TASK DETAILS:
Echo the lines below verbatim, with no changes of any kind.

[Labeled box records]
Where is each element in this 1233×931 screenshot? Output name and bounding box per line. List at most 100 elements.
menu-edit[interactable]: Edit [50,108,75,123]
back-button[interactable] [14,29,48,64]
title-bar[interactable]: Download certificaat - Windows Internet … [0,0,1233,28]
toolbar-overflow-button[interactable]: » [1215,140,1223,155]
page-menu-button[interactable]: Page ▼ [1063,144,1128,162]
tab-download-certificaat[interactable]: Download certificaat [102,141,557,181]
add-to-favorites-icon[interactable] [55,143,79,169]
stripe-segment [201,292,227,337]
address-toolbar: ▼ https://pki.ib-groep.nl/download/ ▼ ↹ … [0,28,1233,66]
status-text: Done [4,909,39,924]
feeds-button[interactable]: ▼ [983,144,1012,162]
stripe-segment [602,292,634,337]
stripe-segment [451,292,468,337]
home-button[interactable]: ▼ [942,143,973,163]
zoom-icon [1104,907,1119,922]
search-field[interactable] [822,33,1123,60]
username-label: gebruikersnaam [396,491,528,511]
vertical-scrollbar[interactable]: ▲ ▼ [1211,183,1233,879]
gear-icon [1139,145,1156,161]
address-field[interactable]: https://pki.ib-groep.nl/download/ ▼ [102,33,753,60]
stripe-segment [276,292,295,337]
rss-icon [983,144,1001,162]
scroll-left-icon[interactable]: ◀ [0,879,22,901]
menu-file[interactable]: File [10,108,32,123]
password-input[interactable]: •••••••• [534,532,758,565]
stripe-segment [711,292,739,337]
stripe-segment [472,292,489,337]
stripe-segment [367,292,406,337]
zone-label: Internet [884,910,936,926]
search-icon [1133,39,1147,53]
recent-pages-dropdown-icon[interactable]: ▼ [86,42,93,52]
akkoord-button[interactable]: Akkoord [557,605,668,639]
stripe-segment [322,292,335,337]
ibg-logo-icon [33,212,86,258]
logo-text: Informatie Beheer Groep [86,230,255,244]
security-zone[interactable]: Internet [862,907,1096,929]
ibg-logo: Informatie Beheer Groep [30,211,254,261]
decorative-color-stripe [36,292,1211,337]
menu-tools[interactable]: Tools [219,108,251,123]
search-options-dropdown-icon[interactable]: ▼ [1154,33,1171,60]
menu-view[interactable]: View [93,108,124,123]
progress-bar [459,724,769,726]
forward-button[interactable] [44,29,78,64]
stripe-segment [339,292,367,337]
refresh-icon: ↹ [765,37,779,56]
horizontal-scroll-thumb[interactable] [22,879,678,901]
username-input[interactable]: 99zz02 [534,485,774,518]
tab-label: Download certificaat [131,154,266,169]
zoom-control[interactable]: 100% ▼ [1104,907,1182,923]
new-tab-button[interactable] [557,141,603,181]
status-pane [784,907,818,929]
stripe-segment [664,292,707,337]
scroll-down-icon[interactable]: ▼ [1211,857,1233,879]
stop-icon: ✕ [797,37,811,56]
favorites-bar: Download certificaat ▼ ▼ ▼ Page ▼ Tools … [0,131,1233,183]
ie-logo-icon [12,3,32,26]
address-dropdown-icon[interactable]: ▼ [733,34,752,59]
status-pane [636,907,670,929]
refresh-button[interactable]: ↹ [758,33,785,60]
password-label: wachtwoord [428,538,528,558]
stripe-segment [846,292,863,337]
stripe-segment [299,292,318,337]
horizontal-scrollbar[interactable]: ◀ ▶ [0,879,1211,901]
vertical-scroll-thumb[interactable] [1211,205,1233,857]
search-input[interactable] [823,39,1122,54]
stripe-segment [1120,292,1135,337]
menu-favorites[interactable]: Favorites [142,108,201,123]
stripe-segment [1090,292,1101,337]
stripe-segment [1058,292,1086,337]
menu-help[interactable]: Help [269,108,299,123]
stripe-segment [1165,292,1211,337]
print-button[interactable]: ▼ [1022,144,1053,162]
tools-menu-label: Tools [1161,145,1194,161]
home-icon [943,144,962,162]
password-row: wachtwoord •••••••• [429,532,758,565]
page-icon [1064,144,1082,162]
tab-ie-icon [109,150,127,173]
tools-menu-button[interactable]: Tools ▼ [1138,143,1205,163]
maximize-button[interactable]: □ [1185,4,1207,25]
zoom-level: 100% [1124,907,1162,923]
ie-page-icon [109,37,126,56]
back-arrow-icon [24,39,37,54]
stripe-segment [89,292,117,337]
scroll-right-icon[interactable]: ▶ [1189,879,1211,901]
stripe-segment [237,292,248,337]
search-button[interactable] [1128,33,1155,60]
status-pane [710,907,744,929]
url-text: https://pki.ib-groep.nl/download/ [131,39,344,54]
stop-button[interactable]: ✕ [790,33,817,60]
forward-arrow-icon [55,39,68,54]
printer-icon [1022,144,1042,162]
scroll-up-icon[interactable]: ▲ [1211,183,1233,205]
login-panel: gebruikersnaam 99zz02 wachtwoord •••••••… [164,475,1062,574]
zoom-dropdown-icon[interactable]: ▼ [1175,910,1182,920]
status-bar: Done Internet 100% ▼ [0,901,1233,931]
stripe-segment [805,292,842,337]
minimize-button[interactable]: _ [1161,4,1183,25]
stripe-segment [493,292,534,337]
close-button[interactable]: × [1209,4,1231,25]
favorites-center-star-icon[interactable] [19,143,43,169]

OUTPUT FOR THIS TASK:
Where is each element in this 1233×931 screenshot? Output name and bounding box per line. List at most 100 elements.
menu-edit[interactable]: Edit [50,108,75,123]
back-button[interactable] [14,29,48,64]
title-bar[interactable]: Download certificaat - Windows Internet … [0,0,1233,28]
toolbar-overflow-button[interactable]: » [1215,140,1223,155]
page-menu-button[interactable]: Page ▼ [1063,144,1128,162]
tab-download-certificaat[interactable]: Download certificaat [102,141,557,181]
add-to-favorites-icon[interactable] [55,143,79,169]
stripe-segment [201,292,227,337]
address-toolbar: ▼ https://pki.ib-groep.nl/download/ ▼ ↹ … [0,28,1233,66]
status-text: Done [4,909,39,924]
feeds-button[interactable]: ▼ [983,144,1012,162]
stripe-segment [602,292,634,337]
stripe-segment [451,292,468,337]
home-button[interactable]: ▼ [942,143,973,163]
zoom-icon [1104,907,1119,922]
search-field[interactable] [822,33,1123,60]
username-label: gebruikersnaam [396,491,528,511]
vertical-scrollbar[interactable]: ▲ ▼ [1211,183,1233,879]
gear-icon [1139,145,1156,161]
address-field[interactable]: https://pki.ib-groep.nl/download/ ▼ [102,33,753,60]
stripe-segment [276,292,295,337]
rss-icon [983,144,1001,162]
scroll-left-icon[interactable]: ◀ [0,879,22,901]
menu-file[interactable]: File [10,108,32,123]
password-input[interactable]: •••••••• [534,532,758,565]
stripe-segment [711,292,739,337]
stripe-segment [472,292,489,337]
stripe-segment [367,292,406,337]
zone-label: Internet [884,910,936,926]
search-icon [1133,39,1147,53]
recent-pages-dropdown-icon[interactable]: ▼ [86,42,93,52]
akkoord-button[interactable]: Akkoord [557,605,668,639]
stripe-segment [322,292,335,337]
ibg-logo-icon [33,212,86,258]
logo-text: Informatie Beheer Groep [86,230,255,244]
security-zone[interactable]: Internet [862,907,1096,929]
ibg-logo: Informatie Beheer Groep [30,211,254,261]
decorative-color-stripe [36,292,1211,337]
menu-tools[interactable]: Tools [219,108,251,123]
search-options-dropdown-icon[interactable]: ▼ [1154,33,1171,60]
menu-view[interactable]: View [93,108,124,123]
progress-bar [459,724,769,726]
forward-button[interactable] [44,29,78,64]
stripe-segment [339,292,367,337]
refresh-icon: ↹ [765,37,779,56]
horizontal-scroll-thumb[interactable] [22,879,678,901]
username-input[interactable]: 99zz02 [534,485,774,518]
tab-label: Download certificaat [131,154,266,169]
zoom-control[interactable]: 100% ▼ [1104,907,1182,923]
new-tab-button[interactable] [557,141,603,181]
status-pane [784,907,818,929]
stripe-segment [664,292,707,337]
scroll-down-icon[interactable]: ▼ [1211,857,1233,879]
stop-icon: ✕ [797,37,811,56]
favorites-bar: Download certificaat ▼ ▼ ▼ Page ▼ Tools … [0,131,1233,183]
ie-logo-icon [12,3,32,26]
address-dropdown-icon[interactable]: ▼ [733,34,752,59]
status-pane [636,907,670,929]
refresh-button[interactable]: ↹ [758,33,785,60]
password-label: wachtwoord [428,538,528,558]
stripe-segment [846,292,863,337]
stripe-segment [299,292,318,337]
horizontal-scrollbar[interactable]: ◀ ▶ [0,879,1211,901]
vertical-scroll-thumb[interactable] [1211,205,1233,857]
search-input[interactable] [823,39,1122,54]
stripe-segment [1120,292,1135,337]
menu-favorites[interactable]: Favorites [142,108,201,123]
stripe-segment [1090,292,1101,337]
stripe-segment [1058,292,1086,337]
menu-help[interactable]: Help [269,108,299,123]
stripe-segment [1165,292,1211,337]
print-button[interactable]: ▼ [1022,144,1053,162]
tools-menu-label: Tools [1161,145,1194,161]
home-icon [943,144,962,162]
password-row: wachtwoord •••••••• [429,532,758,565]
page-icon [1064,144,1082,162]
tab-ie-icon [109,150,127,173]
tools-menu-button[interactable]: Tools ▼ [1138,143,1205,163]
maximize-button[interactable]: □ [1185,4,1207,25]
zoom-level: 100% [1124,907,1162,923]
ie-page-icon [109,37,126,56]
back-arrow-icon [24,39,37,54]
stripe-segment [89,292,117,337]
scroll-right-icon[interactable]: ▶ [1189,879,1211,901]
stripe-segment [237,292,248,337]
search-button[interactable] [1128,33,1155,60]
status-pane [710,907,744,929]
url-text: https://pki.ib-groep.nl/download/ [131,39,344,54]
stop-button[interactable]: ✕ [790,33,817,60]
forward-arrow-icon [55,39,68,54]
printer-icon [1022,144,1042,162]
scroll-up-icon[interactable]: ▲ [1211,183,1233,205]
login-panel: gebruikersnaam 99zz02 wachtwoord •••••••… [164,475,1062,574]
zoom-dropdown-icon[interactable]: ▼ [1175,910,1182,920]
status-bar: Done Internet 100% ▼ [0,901,1233,931]
stripe-segment [805,292,842,337]
minimize-button[interactable]: _ [1161,4,1183,25]
stripe-segment [493,292,534,337]
close-button[interactable]: × [1209,4,1231,25]
favorites-center-star-icon[interactable] [19,143,43,169]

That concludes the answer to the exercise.